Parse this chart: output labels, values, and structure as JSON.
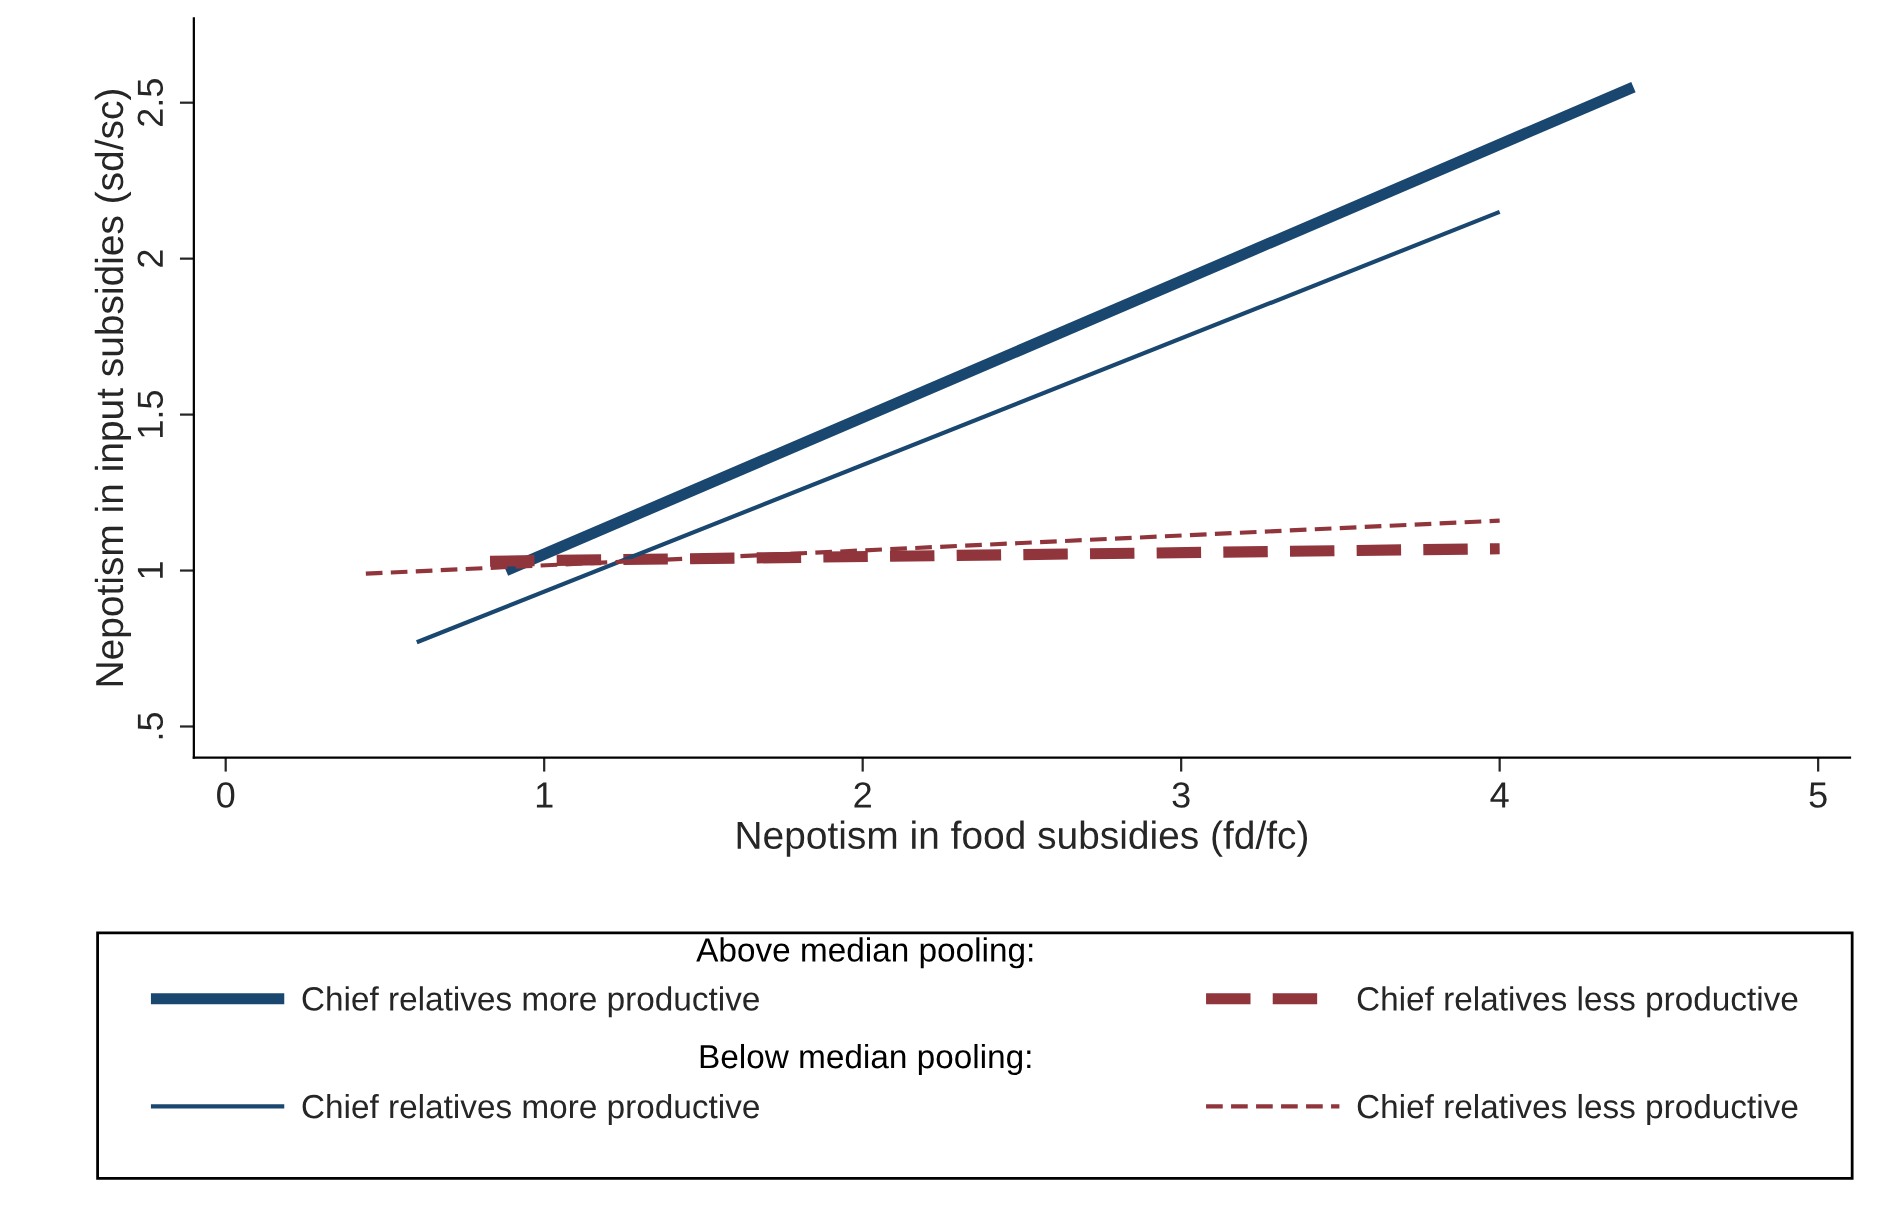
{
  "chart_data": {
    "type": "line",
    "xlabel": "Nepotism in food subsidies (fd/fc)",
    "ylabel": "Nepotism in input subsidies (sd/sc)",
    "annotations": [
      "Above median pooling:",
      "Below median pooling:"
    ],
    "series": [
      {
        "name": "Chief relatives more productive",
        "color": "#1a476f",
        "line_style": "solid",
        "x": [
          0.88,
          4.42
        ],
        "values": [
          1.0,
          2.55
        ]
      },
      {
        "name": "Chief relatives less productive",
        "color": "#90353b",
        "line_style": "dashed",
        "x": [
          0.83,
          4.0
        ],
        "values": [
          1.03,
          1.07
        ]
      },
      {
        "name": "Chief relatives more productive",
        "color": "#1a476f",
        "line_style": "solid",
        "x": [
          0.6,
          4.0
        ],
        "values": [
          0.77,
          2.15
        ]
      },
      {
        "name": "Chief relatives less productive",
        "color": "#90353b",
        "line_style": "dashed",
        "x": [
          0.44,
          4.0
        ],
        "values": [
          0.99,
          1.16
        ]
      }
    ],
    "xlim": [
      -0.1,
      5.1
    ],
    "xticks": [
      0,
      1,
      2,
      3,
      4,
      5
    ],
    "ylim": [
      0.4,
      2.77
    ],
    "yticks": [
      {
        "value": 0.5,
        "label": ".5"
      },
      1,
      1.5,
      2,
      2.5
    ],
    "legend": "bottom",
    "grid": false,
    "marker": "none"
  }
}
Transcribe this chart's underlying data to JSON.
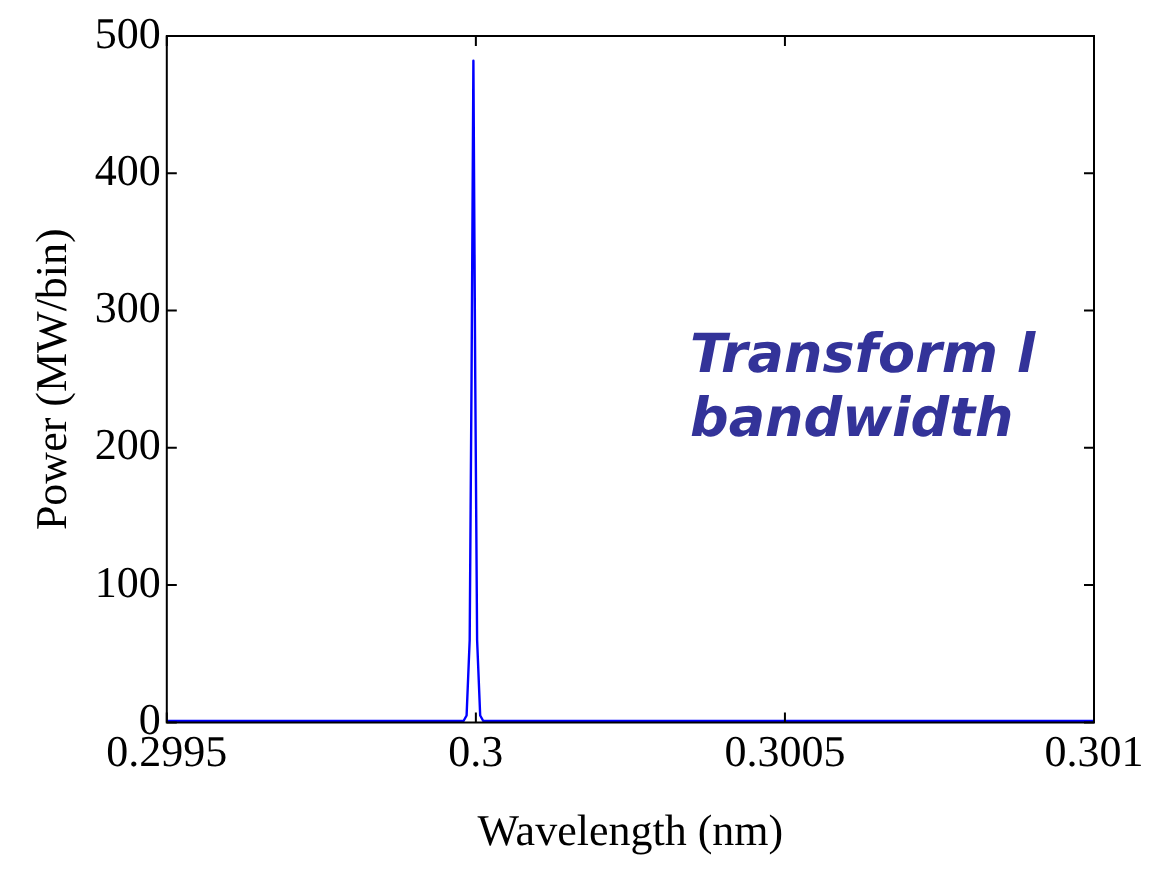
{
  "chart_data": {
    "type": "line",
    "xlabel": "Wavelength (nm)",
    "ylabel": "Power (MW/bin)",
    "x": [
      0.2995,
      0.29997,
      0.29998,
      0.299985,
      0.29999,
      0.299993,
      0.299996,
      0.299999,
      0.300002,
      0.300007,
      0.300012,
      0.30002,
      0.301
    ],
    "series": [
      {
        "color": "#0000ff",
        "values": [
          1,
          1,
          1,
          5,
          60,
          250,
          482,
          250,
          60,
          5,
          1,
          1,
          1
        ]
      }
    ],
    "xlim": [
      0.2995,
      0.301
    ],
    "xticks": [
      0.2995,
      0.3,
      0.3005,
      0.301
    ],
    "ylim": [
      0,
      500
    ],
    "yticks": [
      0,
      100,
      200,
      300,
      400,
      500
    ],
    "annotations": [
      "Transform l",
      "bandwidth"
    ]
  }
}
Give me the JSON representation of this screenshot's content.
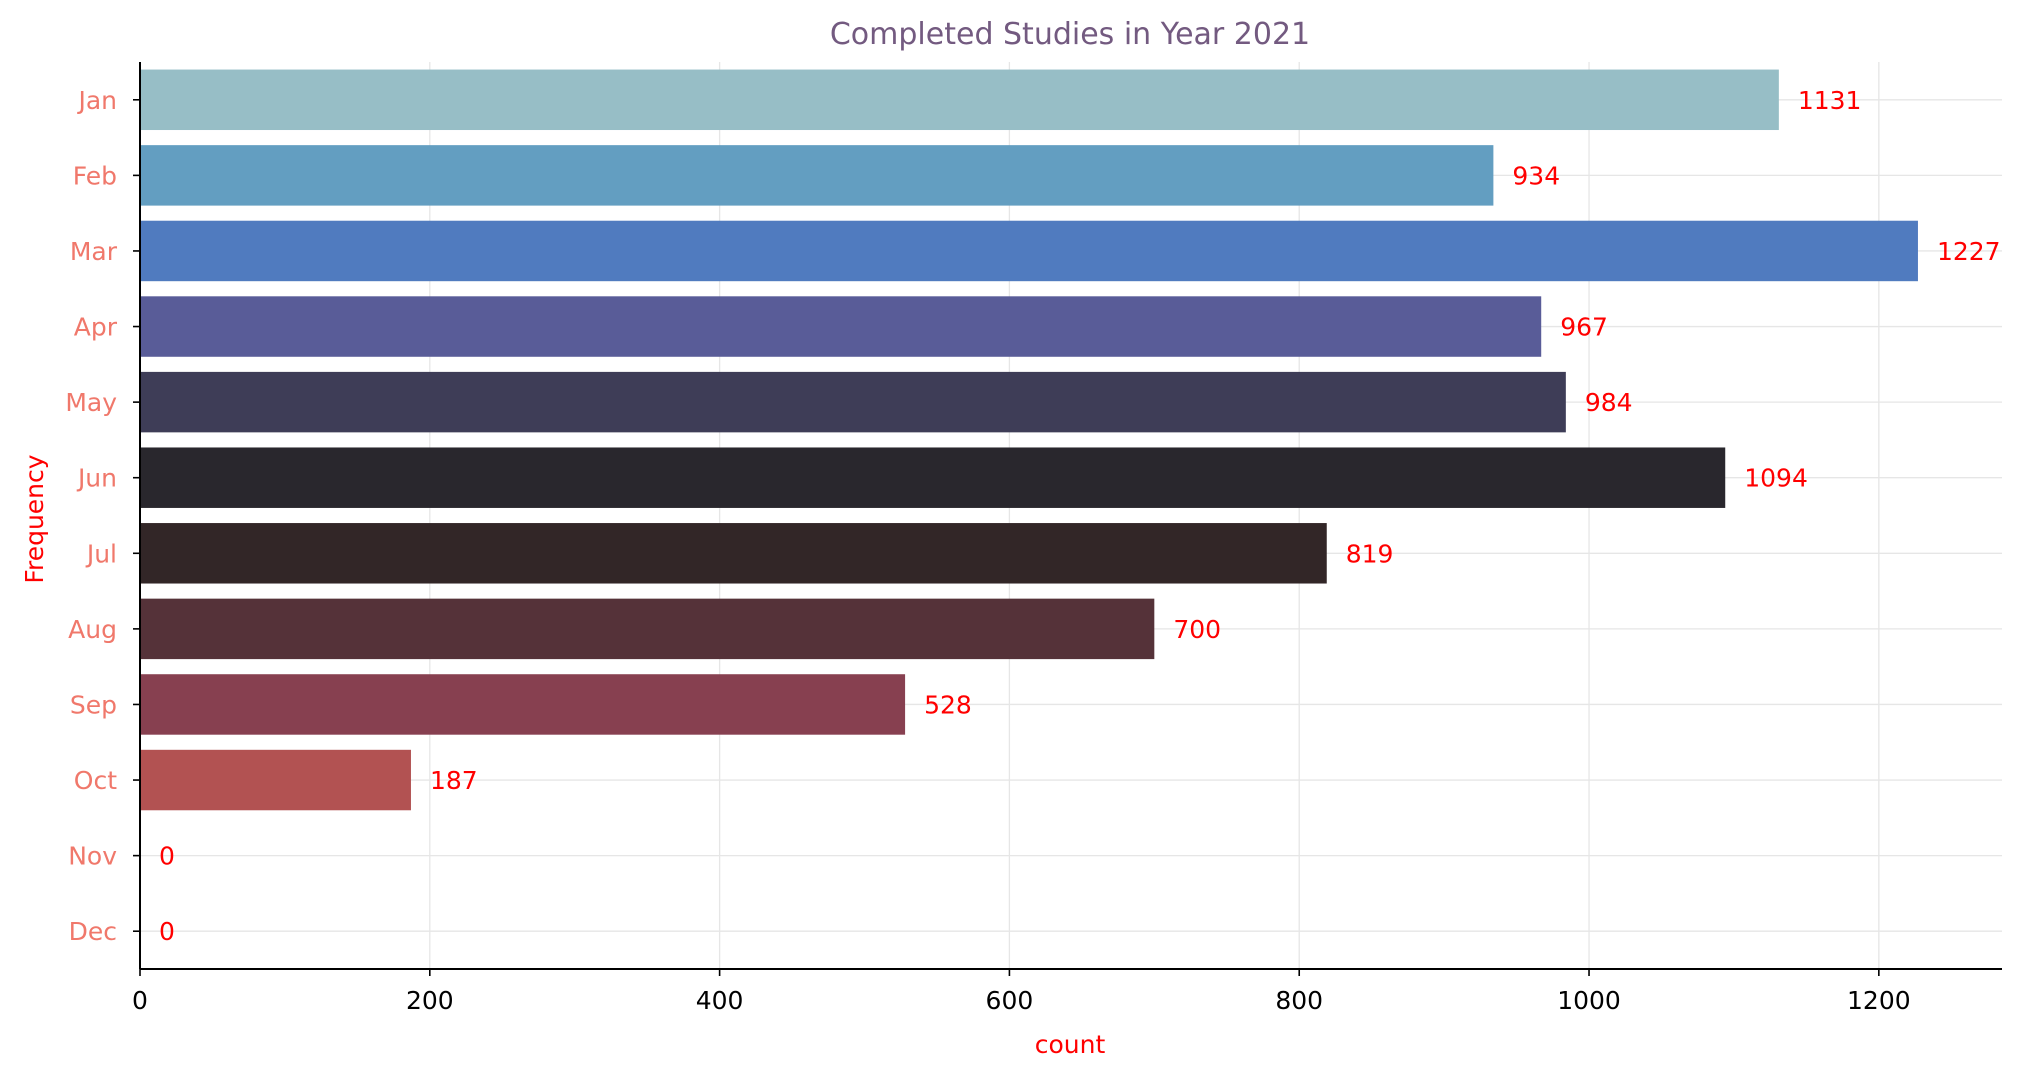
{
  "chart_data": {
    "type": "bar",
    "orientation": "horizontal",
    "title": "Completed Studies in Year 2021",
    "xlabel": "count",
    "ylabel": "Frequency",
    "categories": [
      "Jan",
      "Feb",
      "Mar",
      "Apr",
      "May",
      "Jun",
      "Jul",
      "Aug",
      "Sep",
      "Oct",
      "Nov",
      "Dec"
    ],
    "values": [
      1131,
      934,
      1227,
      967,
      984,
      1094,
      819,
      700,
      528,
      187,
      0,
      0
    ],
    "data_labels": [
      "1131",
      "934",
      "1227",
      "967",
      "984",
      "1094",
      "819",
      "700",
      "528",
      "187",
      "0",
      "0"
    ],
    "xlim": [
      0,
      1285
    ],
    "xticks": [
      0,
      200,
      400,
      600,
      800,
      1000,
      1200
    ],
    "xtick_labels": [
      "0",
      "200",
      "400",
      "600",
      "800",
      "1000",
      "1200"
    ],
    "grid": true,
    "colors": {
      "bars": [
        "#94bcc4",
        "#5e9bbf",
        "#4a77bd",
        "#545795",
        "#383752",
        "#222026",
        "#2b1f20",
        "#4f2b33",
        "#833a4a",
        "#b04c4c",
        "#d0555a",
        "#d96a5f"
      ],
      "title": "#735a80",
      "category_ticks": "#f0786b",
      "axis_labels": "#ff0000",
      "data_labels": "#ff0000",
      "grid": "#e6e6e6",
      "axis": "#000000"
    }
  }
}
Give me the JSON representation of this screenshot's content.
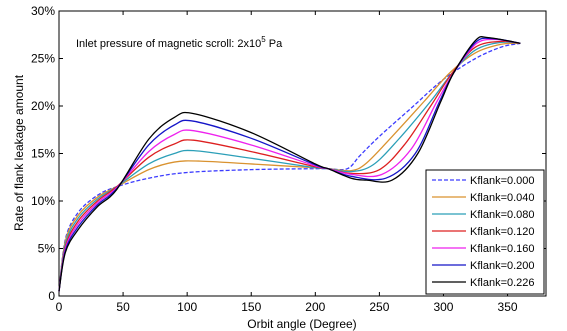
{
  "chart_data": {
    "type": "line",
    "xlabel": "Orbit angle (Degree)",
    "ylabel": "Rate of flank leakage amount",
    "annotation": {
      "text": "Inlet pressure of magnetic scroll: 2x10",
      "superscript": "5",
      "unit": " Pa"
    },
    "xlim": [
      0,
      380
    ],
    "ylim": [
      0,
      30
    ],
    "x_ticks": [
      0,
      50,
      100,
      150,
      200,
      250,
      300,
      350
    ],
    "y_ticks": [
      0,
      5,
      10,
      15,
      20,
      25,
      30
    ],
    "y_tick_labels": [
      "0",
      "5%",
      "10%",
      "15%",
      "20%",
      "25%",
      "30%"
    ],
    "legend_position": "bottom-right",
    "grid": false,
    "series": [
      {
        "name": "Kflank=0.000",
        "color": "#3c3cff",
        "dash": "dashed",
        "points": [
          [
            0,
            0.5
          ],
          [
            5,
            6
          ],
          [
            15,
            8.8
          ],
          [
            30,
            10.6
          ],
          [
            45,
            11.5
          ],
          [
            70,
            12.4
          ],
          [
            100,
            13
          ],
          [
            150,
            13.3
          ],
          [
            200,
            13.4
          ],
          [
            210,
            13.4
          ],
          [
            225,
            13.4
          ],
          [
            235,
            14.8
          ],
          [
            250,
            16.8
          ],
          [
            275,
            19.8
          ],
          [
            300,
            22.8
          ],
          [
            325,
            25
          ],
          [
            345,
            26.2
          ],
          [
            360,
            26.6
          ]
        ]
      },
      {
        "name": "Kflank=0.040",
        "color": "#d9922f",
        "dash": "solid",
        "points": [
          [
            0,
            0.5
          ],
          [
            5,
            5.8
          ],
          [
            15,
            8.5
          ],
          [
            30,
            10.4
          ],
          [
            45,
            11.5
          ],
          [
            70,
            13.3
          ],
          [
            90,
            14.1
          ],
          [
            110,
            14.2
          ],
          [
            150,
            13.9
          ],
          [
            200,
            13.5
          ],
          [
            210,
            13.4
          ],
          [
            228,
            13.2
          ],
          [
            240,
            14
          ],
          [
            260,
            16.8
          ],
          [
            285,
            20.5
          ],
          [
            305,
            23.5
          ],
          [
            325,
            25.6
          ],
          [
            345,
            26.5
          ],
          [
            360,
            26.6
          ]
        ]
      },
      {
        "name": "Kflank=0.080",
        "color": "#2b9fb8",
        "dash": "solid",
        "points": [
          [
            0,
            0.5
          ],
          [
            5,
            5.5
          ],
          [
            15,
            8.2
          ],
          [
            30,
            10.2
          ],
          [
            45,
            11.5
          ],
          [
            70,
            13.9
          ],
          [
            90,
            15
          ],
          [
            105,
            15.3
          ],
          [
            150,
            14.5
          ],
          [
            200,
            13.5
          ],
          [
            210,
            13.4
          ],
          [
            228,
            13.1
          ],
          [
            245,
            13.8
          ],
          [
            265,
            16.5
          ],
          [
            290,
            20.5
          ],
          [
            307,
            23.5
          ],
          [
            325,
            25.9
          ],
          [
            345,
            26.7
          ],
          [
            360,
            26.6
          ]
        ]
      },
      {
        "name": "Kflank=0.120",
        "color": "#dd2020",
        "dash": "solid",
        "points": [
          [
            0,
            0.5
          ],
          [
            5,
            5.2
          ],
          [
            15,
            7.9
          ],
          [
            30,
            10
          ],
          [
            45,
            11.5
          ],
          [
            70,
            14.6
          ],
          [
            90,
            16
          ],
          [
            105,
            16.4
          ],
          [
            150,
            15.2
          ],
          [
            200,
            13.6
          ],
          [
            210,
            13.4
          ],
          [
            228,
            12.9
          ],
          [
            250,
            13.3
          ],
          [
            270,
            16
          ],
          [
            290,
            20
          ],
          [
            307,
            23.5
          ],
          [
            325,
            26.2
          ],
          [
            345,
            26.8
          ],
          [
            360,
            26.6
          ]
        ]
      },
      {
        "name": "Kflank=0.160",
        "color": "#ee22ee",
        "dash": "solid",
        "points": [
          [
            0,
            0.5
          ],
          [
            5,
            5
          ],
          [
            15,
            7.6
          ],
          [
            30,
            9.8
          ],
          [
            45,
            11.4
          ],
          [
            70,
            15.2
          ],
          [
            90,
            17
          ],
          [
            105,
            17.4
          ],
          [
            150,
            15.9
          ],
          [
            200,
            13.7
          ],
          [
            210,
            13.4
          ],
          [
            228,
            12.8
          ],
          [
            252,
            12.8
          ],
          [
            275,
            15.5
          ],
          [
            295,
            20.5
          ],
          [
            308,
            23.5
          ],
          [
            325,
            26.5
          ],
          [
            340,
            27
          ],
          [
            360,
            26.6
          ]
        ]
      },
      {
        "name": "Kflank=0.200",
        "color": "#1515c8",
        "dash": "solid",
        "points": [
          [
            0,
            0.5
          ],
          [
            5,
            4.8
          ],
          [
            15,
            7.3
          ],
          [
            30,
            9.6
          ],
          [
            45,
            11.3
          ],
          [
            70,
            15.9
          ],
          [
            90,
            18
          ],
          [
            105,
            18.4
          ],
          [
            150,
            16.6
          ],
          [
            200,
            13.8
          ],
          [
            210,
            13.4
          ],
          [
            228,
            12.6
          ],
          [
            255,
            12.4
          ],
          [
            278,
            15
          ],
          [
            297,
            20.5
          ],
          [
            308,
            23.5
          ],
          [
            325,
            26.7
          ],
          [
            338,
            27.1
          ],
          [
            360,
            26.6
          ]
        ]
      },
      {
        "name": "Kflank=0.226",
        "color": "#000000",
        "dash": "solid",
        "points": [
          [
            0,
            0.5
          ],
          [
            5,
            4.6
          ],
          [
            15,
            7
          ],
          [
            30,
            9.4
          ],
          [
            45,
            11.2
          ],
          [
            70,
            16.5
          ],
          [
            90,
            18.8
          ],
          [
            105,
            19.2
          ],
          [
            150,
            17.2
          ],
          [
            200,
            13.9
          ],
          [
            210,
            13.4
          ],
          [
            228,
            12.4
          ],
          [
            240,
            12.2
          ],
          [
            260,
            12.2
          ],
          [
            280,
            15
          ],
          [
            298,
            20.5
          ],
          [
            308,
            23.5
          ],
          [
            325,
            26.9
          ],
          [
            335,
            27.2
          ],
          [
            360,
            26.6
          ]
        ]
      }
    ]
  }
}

───

Scan the listing above and identify each line holding the string "this"; copy every such line.

Parse this chart: output labels, values, and structure as JSON.
Transcribe this chart's underlying data to JSON.
Give me the JSON representation of this screenshot's content.
Give me the JSON representation of this screenshot's content.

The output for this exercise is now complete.